══ Listed entries ══

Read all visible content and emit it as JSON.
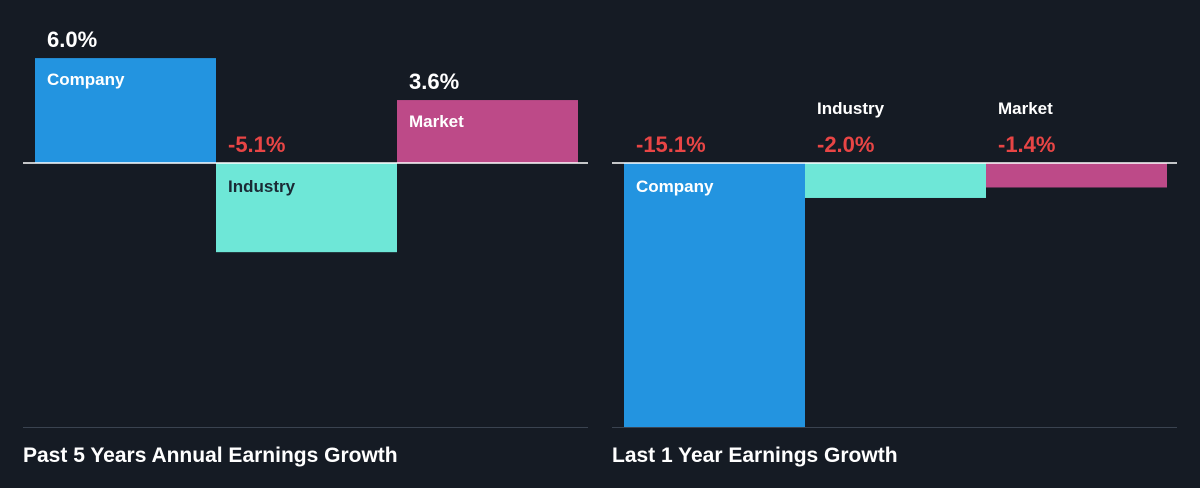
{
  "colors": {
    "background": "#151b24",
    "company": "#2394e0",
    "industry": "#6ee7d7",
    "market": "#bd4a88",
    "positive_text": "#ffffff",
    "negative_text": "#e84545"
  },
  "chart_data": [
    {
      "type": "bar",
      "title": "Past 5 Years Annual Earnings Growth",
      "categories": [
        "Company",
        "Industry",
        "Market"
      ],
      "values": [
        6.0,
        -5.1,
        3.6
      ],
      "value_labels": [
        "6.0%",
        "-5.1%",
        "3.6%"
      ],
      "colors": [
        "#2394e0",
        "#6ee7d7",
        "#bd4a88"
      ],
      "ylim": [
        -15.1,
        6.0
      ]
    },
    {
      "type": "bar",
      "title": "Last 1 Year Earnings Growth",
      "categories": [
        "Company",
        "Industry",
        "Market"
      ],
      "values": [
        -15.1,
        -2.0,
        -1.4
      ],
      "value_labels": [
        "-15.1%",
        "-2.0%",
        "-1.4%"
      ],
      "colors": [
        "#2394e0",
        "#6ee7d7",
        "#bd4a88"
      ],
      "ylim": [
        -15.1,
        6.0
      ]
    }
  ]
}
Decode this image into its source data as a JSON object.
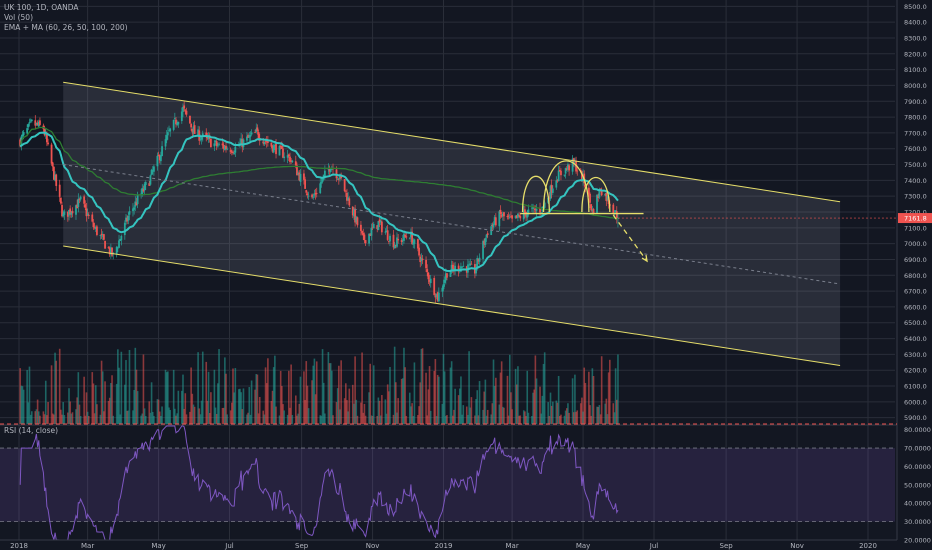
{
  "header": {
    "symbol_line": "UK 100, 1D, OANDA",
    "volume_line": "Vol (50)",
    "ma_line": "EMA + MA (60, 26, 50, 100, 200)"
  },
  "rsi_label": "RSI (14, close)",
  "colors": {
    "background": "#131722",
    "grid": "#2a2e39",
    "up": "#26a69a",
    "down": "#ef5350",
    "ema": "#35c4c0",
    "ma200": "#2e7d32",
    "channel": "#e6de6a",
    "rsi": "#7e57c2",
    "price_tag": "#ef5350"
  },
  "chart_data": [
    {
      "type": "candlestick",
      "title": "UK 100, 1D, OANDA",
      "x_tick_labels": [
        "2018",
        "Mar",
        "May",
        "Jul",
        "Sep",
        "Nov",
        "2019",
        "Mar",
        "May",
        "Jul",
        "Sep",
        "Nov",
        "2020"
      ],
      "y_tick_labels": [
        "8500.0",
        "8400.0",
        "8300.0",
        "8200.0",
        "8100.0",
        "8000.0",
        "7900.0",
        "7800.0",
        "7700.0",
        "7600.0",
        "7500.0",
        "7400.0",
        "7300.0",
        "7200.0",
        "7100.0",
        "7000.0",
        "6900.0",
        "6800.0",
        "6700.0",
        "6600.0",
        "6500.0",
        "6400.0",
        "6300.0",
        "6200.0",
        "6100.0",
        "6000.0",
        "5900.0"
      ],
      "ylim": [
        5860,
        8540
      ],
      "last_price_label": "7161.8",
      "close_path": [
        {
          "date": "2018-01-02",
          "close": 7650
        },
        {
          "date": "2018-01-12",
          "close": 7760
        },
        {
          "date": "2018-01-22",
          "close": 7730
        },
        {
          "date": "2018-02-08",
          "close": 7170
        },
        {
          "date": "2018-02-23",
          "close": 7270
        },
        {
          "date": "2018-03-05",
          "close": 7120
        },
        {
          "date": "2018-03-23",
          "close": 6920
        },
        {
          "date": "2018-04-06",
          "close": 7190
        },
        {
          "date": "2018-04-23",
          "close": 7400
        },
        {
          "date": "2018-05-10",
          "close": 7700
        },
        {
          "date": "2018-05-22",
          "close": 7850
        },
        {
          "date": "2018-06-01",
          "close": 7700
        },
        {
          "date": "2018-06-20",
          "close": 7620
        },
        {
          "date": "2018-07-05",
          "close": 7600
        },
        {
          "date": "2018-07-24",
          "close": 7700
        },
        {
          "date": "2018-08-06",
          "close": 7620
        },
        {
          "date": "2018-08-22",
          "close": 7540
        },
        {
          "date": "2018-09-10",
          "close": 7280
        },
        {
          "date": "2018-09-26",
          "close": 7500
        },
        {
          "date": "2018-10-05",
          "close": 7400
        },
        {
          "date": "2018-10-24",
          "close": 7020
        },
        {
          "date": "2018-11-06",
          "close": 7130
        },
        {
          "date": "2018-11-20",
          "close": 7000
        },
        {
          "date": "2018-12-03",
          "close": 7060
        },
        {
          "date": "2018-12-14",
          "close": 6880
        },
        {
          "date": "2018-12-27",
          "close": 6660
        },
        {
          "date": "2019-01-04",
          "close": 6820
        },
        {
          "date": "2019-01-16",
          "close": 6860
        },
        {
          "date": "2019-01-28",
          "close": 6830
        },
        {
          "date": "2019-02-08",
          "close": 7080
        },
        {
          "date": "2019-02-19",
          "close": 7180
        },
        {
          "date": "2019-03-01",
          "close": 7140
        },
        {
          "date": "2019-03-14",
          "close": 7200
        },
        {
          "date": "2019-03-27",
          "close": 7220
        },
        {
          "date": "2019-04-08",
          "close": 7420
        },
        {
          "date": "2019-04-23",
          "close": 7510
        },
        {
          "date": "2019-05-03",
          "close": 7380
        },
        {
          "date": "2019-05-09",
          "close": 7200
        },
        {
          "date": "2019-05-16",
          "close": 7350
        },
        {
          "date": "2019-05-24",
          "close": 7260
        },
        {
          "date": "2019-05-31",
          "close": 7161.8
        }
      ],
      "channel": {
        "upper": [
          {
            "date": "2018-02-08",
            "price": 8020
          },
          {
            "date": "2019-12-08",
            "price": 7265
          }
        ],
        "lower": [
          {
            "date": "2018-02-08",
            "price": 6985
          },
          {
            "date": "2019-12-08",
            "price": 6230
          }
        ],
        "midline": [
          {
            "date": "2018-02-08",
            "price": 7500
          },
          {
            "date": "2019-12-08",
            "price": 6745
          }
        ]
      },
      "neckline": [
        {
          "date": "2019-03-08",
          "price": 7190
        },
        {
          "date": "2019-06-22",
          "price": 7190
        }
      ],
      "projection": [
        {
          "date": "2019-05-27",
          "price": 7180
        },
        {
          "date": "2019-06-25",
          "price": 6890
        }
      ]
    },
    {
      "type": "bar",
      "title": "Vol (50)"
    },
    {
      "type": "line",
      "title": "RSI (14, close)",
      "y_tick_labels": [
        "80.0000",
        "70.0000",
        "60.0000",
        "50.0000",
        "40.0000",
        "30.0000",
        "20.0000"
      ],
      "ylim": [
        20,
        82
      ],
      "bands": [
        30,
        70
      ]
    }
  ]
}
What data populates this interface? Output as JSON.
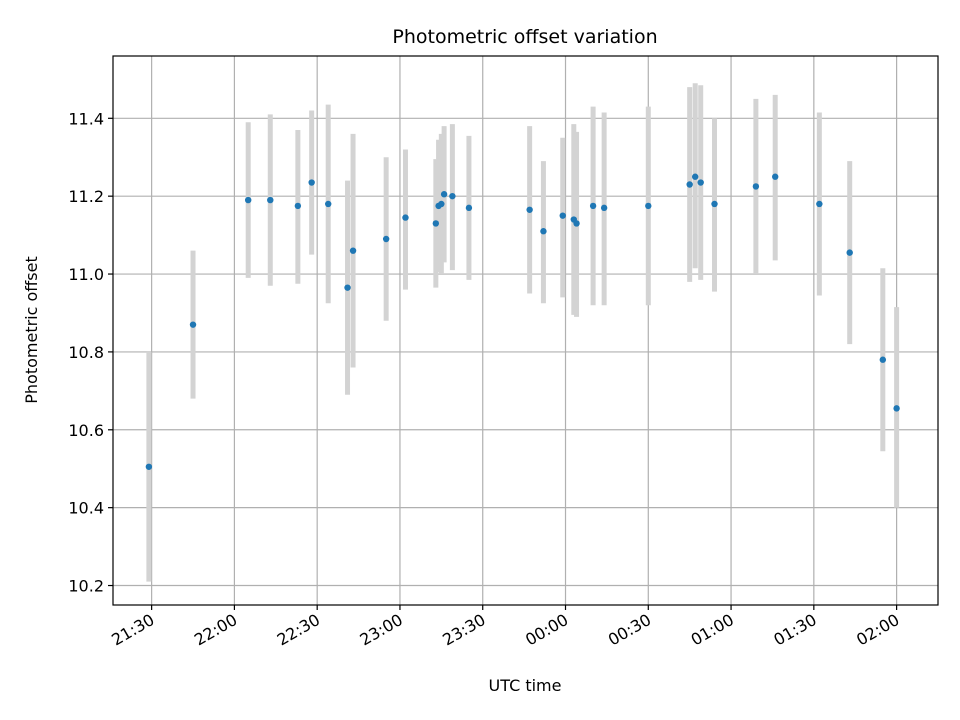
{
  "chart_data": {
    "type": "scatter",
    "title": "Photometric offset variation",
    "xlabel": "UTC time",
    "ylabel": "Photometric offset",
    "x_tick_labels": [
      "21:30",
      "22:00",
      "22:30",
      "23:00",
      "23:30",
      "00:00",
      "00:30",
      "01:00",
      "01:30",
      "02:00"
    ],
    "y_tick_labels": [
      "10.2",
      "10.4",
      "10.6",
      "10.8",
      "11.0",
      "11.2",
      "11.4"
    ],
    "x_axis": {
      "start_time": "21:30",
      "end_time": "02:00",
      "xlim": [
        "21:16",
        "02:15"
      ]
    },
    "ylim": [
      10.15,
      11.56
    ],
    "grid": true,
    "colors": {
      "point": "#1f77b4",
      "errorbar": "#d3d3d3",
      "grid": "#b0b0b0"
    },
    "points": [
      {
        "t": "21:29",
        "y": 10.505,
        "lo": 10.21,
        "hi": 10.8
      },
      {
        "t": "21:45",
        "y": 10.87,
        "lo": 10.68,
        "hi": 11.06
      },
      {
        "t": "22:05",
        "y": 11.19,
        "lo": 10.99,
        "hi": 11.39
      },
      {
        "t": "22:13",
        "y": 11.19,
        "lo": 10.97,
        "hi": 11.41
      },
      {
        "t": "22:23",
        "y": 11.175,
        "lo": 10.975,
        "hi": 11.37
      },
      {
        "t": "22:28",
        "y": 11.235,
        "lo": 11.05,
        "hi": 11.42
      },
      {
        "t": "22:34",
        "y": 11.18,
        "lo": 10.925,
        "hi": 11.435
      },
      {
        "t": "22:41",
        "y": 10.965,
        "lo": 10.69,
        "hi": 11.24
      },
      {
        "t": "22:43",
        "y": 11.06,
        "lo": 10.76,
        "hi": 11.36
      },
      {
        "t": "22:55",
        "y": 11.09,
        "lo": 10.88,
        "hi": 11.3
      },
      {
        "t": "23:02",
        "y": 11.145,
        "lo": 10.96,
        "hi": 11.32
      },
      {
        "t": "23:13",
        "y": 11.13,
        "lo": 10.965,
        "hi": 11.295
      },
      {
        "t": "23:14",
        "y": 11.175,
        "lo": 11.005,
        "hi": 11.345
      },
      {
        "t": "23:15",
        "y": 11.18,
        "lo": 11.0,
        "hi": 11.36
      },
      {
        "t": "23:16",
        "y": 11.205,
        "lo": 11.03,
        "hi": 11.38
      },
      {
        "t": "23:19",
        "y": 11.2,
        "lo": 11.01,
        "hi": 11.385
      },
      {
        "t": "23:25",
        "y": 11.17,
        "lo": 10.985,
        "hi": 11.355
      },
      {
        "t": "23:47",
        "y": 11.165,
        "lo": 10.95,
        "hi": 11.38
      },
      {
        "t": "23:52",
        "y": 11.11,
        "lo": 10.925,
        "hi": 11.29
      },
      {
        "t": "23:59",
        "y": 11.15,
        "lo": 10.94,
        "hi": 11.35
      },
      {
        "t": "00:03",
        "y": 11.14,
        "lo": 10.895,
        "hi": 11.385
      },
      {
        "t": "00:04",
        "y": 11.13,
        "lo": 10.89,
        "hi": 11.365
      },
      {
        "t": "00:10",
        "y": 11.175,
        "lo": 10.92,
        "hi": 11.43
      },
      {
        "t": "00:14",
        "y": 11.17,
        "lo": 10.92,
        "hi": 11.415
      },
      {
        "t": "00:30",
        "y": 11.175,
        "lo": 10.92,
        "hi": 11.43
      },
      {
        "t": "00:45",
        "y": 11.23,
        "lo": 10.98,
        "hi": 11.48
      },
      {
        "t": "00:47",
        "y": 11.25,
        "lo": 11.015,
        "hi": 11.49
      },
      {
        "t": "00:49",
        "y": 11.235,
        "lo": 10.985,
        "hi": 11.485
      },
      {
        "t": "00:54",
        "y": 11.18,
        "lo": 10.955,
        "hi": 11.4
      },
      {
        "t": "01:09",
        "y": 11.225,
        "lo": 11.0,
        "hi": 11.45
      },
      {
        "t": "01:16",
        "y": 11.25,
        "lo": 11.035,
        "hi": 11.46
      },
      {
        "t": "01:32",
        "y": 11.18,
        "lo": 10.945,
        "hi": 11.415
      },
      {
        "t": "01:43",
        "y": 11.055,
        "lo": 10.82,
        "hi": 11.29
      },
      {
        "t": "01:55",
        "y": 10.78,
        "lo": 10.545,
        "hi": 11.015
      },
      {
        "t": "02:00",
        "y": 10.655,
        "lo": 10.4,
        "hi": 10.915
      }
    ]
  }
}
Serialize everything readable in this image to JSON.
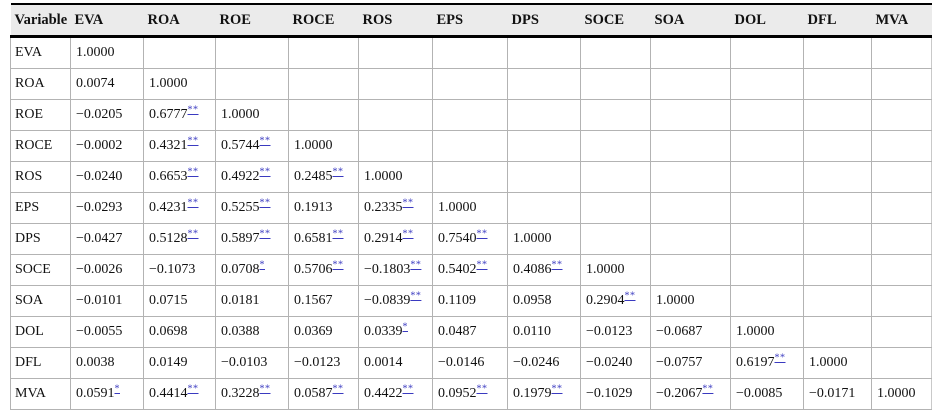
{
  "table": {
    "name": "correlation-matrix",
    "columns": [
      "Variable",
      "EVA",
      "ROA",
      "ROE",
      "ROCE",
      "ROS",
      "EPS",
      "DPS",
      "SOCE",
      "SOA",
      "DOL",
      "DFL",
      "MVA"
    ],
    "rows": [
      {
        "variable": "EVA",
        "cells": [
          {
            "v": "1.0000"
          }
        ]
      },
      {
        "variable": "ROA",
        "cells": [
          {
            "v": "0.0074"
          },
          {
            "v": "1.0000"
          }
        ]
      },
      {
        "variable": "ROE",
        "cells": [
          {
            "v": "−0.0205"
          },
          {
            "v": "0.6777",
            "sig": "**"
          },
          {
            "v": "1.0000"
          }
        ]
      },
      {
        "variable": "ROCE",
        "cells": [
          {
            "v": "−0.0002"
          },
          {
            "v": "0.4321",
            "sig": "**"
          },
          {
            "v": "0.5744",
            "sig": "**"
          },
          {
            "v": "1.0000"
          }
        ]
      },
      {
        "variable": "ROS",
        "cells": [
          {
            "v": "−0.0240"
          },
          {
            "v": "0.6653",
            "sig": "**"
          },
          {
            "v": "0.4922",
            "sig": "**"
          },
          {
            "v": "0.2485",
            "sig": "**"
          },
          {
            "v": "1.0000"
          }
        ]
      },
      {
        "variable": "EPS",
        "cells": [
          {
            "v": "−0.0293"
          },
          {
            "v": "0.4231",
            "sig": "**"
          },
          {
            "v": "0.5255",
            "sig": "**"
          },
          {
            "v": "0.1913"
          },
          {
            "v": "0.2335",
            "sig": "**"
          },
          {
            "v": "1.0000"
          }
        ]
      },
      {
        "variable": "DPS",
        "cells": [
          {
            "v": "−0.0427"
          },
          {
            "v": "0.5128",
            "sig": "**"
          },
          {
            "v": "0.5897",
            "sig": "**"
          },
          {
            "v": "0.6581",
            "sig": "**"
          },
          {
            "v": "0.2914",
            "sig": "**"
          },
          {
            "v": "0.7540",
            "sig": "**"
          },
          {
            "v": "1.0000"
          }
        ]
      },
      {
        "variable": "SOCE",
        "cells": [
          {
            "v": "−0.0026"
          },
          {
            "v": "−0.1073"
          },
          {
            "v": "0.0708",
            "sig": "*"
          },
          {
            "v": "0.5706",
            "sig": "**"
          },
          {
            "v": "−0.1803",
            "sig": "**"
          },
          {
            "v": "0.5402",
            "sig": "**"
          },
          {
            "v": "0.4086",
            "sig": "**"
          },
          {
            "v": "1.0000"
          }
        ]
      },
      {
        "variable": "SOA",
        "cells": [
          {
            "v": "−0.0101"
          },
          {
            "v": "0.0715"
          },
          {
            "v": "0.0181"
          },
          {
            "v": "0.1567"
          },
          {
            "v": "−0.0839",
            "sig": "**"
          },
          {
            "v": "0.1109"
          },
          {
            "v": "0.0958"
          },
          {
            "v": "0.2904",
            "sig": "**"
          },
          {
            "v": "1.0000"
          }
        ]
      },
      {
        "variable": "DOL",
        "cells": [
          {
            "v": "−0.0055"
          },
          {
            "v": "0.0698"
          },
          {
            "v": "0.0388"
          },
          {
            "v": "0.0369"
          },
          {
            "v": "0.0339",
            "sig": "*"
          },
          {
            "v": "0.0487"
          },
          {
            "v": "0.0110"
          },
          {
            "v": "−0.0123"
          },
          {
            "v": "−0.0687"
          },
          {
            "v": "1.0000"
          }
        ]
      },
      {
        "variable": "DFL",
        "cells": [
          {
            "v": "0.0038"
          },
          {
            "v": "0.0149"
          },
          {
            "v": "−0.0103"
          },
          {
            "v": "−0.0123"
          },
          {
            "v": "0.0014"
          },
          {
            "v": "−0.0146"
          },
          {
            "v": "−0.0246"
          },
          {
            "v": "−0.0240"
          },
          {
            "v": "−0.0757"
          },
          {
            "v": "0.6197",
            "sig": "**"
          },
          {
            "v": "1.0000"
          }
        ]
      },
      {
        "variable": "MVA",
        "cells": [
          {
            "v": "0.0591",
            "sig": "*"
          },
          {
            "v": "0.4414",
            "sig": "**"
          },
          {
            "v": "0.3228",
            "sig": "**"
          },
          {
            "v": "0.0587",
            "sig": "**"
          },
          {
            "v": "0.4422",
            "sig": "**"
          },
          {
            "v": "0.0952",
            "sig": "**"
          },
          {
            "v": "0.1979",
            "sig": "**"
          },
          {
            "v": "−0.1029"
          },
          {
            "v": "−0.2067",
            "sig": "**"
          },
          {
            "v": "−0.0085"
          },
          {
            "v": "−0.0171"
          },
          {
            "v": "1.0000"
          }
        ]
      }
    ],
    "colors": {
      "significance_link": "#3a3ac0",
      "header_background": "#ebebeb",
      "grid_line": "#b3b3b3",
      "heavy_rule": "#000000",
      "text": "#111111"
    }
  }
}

═══

— Short exercise —
List the lines of the material in which the word "title" occurs.

— Complete output —
      "title": "Past 5 Years Annual Earnings Growth",
      "title": "Last 1 Year Earnings Growth",
      "title": "UK 100, 1D, OANDA",
      "title": "Vol (50)"
      "title": "RSI (14, close)",
    "title": "Photometric offset variation",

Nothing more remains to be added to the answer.